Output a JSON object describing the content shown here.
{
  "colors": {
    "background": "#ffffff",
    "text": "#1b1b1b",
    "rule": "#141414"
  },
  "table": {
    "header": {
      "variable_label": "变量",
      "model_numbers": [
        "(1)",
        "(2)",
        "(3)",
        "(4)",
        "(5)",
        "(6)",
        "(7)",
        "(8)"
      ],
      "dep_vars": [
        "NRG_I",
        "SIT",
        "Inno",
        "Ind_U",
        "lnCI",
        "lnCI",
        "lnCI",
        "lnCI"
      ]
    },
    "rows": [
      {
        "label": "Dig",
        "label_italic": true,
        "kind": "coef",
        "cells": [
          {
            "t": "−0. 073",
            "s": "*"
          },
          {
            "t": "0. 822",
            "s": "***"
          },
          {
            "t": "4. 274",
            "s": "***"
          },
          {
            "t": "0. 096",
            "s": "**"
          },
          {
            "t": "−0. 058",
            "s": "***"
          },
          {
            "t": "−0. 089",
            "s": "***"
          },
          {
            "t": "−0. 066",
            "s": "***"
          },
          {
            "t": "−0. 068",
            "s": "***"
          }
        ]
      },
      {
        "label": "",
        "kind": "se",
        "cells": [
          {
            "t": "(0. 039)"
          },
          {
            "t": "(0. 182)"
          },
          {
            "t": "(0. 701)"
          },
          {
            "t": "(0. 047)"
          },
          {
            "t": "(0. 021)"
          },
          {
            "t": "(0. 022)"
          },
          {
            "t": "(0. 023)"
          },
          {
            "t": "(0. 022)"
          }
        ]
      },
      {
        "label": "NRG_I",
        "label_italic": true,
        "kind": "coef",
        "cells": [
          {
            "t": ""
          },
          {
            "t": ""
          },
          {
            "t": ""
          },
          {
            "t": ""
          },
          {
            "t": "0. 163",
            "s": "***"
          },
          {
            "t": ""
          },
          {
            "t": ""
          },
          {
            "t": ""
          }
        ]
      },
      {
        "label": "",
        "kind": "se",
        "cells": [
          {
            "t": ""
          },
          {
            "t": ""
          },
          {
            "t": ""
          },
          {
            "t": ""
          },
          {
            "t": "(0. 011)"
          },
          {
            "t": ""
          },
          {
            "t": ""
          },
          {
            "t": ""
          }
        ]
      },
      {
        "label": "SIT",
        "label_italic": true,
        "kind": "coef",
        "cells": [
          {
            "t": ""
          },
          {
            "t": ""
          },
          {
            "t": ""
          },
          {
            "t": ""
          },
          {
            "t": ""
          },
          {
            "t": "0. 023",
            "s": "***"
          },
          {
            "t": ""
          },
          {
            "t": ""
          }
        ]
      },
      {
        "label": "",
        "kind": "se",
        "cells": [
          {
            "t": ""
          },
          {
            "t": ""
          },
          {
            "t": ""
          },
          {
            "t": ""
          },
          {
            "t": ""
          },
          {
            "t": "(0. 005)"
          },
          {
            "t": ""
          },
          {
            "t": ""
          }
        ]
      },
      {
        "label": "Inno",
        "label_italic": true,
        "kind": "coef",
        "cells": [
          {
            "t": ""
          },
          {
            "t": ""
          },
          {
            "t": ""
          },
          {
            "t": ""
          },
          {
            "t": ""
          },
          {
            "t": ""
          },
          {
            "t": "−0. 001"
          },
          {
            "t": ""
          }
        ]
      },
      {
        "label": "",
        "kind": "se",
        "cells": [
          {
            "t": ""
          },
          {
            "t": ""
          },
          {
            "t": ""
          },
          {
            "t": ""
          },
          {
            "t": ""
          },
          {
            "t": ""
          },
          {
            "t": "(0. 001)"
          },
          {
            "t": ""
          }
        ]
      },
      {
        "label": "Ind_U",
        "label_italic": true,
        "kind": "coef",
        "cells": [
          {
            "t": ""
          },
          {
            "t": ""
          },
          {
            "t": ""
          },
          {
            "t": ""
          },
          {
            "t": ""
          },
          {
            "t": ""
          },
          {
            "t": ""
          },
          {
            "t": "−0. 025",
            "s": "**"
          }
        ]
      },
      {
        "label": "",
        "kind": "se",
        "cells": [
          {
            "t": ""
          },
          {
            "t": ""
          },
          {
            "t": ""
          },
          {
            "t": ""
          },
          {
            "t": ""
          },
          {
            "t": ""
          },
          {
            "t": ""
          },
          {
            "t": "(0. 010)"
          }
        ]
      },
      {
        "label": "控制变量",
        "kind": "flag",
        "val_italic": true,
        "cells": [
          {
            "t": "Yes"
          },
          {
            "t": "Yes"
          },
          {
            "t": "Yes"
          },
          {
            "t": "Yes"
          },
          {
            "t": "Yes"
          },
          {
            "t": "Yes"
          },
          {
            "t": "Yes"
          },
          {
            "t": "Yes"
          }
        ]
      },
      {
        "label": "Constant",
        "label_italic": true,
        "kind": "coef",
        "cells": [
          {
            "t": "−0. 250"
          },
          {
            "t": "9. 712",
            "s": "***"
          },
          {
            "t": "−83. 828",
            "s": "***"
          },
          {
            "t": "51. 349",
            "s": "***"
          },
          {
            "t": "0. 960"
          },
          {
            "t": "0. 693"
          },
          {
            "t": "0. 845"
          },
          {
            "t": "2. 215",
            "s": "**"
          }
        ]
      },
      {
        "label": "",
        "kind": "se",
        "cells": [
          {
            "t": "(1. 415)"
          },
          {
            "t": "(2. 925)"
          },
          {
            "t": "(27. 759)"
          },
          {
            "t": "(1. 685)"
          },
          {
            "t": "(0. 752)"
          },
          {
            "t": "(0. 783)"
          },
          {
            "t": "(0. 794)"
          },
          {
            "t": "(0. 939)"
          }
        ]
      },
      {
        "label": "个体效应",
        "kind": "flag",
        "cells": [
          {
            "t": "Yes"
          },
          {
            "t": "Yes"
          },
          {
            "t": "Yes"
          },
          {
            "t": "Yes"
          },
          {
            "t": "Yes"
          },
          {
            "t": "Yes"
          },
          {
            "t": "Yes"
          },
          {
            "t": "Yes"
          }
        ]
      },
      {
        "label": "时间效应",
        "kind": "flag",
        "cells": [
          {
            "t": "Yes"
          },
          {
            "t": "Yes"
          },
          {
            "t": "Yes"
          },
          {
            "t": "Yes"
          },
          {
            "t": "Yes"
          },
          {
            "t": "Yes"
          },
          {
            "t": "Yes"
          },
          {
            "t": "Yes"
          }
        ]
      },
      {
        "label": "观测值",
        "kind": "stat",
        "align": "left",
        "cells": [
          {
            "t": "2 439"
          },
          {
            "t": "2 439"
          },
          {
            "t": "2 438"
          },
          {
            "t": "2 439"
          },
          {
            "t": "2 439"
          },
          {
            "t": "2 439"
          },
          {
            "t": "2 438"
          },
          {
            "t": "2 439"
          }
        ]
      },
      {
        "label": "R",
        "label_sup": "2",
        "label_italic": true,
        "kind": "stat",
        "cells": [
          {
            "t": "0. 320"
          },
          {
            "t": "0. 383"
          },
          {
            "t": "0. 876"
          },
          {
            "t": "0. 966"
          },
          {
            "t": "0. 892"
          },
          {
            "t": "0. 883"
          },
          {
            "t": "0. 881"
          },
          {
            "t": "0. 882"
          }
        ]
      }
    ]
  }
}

-=-=-=-=-

#### [Directions]
Output the lines above verbatim and in full.

#### [Answer]
Output a JSON object describing the content shown here.
{
  "colors": {
    "background": "#ffffff",
    "text": "#1b1b1b",
    "rule": "#141414"
  },
  "table": {
    "header": {
      "variable_label": "变量",
      "model_numbers": [
        "(1)",
        "(2)",
        "(3)",
        "(4)",
        "(5)",
        "(6)",
        "(7)",
        "(8)"
      ],
      "dep_vars": [
        "NRG_I",
        "SIT",
        "Inno",
        "Ind_U",
        "lnCI",
        "lnCI",
        "lnCI",
        "lnCI"
      ]
    },
    "rows": [
      {
        "label": "Dig",
        "label_italic": true,
        "kind": "coef",
        "cells": [
          {
            "t": "−0. 073",
            "s": "*"
          },
          {
            "t": "0. 822",
            "s": "***"
          },
          {
            "t": "4. 274",
            "s": "***"
          },
          {
            "t": "0. 096",
            "s": "**"
          },
          {
            "t": "−0. 058",
            "s": "***"
          },
          {
            "t": "−0. 089",
            "s": "***"
          },
          {
            "t": "−0. 066",
            "s": "***"
          },
          {
            "t": "−0. 068",
            "s": "***"
          }
        ]
      },
      {
        "label": "",
        "kind": "se",
        "cells": [
          {
            "t": "(0. 039)"
          },
          {
            "t": "(0. 182)"
          },
          {
            "t": "(0. 701)"
          },
          {
            "t": "(0. 047)"
          },
          {
            "t": "(0. 021)"
          },
          {
            "t": "(0. 022)"
          },
          {
            "t": "(0. 023)"
          },
          {
            "t": "(0. 022)"
          }
        ]
      },
      {
        "label": "NRG_I",
        "label_italic": true,
        "kind": "coef",
        "cells": [
          {
            "t": ""
          },
          {
            "t": ""
          },
          {
            "t": ""
          },
          {
            "t": ""
          },
          {
            "t": "0. 163",
            "s": "***"
          },
          {
            "t": ""
          },
          {
            "t": ""
          },
          {
            "t": ""
          }
        ]
      },
      {
        "label": "",
        "kind": "se",
        "cells": [
          {
            "t": ""
          },
          {
            "t": ""
          },
          {
            "t": ""
          },
          {
            "t": ""
          },
          {
            "t": "(0. 011)"
          },
          {
            "t": ""
          },
          {
            "t": ""
          },
          {
            "t": ""
          }
        ]
      },
      {
        "label": "SIT",
        "label_italic": true,
        "kind": "coef",
        "cells": [
          {
            "t": ""
          },
          {
            "t": ""
          },
          {
            "t": ""
          },
          {
            "t": ""
          },
          {
            "t": ""
          },
          {
            "t": "0. 023",
            "s": "***"
          },
          {
            "t": ""
          },
          {
            "t": ""
          }
        ]
      },
      {
        "label": "",
        "kind": "se",
        "cells": [
          {
            "t": ""
          },
          {
            "t": ""
          },
          {
            "t": ""
          },
          {
            "t": ""
          },
          {
            "t": ""
          },
          {
            "t": "(0. 005)"
          },
          {
            "t": ""
          },
          {
            "t": ""
          }
        ]
      },
      {
        "label": "Inno",
        "label_italic": true,
        "kind": "coef",
        "cells": [
          {
            "t": ""
          },
          {
            "t": ""
          },
          {
            "t": ""
          },
          {
            "t": ""
          },
          {
            "t": ""
          },
          {
            "t": ""
          },
          {
            "t": "−0. 001"
          },
          {
            "t": ""
          }
        ]
      },
      {
        "label": "",
        "kind": "se",
        "cells": [
          {
            "t": ""
          },
          {
            "t": ""
          },
          {
            "t": ""
          },
          {
            "t": ""
          },
          {
            "t": ""
          },
          {
            "t": ""
          },
          {
            "t": "(0. 001)"
          },
          {
            "t": ""
          }
        ]
      },
      {
        "label": "Ind_U",
        "label_italic": true,
        "kind": "coef",
        "cells": [
          {
            "t": ""
          },
          {
            "t": ""
          },
          {
            "t": ""
          },
          {
            "t": ""
          },
          {
            "t": ""
          },
          {
            "t": ""
          },
          {
            "t": ""
          },
          {
            "t": "−0. 025",
            "s": "**"
          }
        ]
      },
      {
        "label": "",
        "kind": "se",
        "cells": [
          {
            "t": ""
          },
          {
            "t": ""
          },
          {
            "t": ""
          },
          {
            "t": ""
          },
          {
            "t": ""
          },
          {
            "t": ""
          },
          {
            "t": ""
          },
          {
            "t": "(0. 010)"
          }
        ]
      },
      {
        "label": "控制变量",
        "kind": "flag",
        "val_italic": true,
        "cells": [
          {
            "t": "Yes"
          },
          {
            "t": "Yes"
          },
          {
            "t": "Yes"
          },
          {
            "t": "Yes"
          },
          {
            "t": "Yes"
          },
          {
            "t": "Yes"
          },
          {
            "t": "Yes"
          },
          {
            "t": "Yes"
          }
        ]
      },
      {
        "label": "Constant",
        "label_italic": true,
        "kind": "coef",
        "cells": [
          {
            "t": "−0. 250"
          },
          {
            "t": "9. 712",
            "s": "***"
          },
          {
            "t": "−83. 828",
            "s": "***"
          },
          {
            "t": "51. 349",
            "s": "***"
          },
          {
            "t": "0. 960"
          },
          {
            "t": "0. 693"
          },
          {
            "t": "0. 845"
          },
          {
            "t": "2. 215",
            "s": "**"
          }
        ]
      },
      {
        "label": "",
        "kind": "se",
        "cells": [
          {
            "t": "(1. 415)"
          },
          {
            "t": "(2. 925)"
          },
          {
            "t": "(27. 759)"
          },
          {
            "t": "(1. 685)"
          },
          {
            "t": "(0. 752)"
          },
          {
            "t": "(0. 783)"
          },
          {
            "t": "(0. 794)"
          },
          {
            "t": "(0. 939)"
          }
        ]
      },
      {
        "label": "个体效应",
        "kind": "flag",
        "cells": [
          {
            "t": "Yes"
          },
          {
            "t": "Yes"
          },
          {
            "t": "Yes"
          },
          {
            "t": "Yes"
          },
          {
            "t": "Yes"
          },
          {
            "t": "Yes"
          },
          {
            "t": "Yes"
          },
          {
            "t": "Yes"
          }
        ]
      },
      {
        "label": "时间效应",
        "kind": "flag",
        "cells": [
          {
            "t": "Yes"
          },
          {
            "t": "Yes"
          },
          {
            "t": "Yes"
          },
          {
            "t": "Yes"
          },
          {
            "t": "Yes"
          },
          {
            "t": "Yes"
          },
          {
            "t": "Yes"
          },
          {
            "t": "Yes"
          }
        ]
      },
      {
        "label": "观测值",
        "kind": "stat",
        "align": "left",
        "cells": [
          {
            "t": "2 439"
          },
          {
            "t": "2 439"
          },
          {
            "t": "2 438"
          },
          {
            "t": "2 439"
          },
          {
            "t": "2 439"
          },
          {
            "t": "2 439"
          },
          {
            "t": "2 438"
          },
          {
            "t": "2 439"
          }
        ]
      },
      {
        "label": "R",
        "label_sup": "2",
        "label_italic": true,
        "kind": "stat",
        "cells": [
          {
            "t": "0. 320"
          },
          {
            "t": "0. 383"
          },
          {
            "t": "0. 876"
          },
          {
            "t": "0. 966"
          },
          {
            "t": "0. 892"
          },
          {
            "t": "0. 883"
          },
          {
            "t": "0. 881"
          },
          {
            "t": "0. 882"
          }
        ]
      }
    ]
  }
}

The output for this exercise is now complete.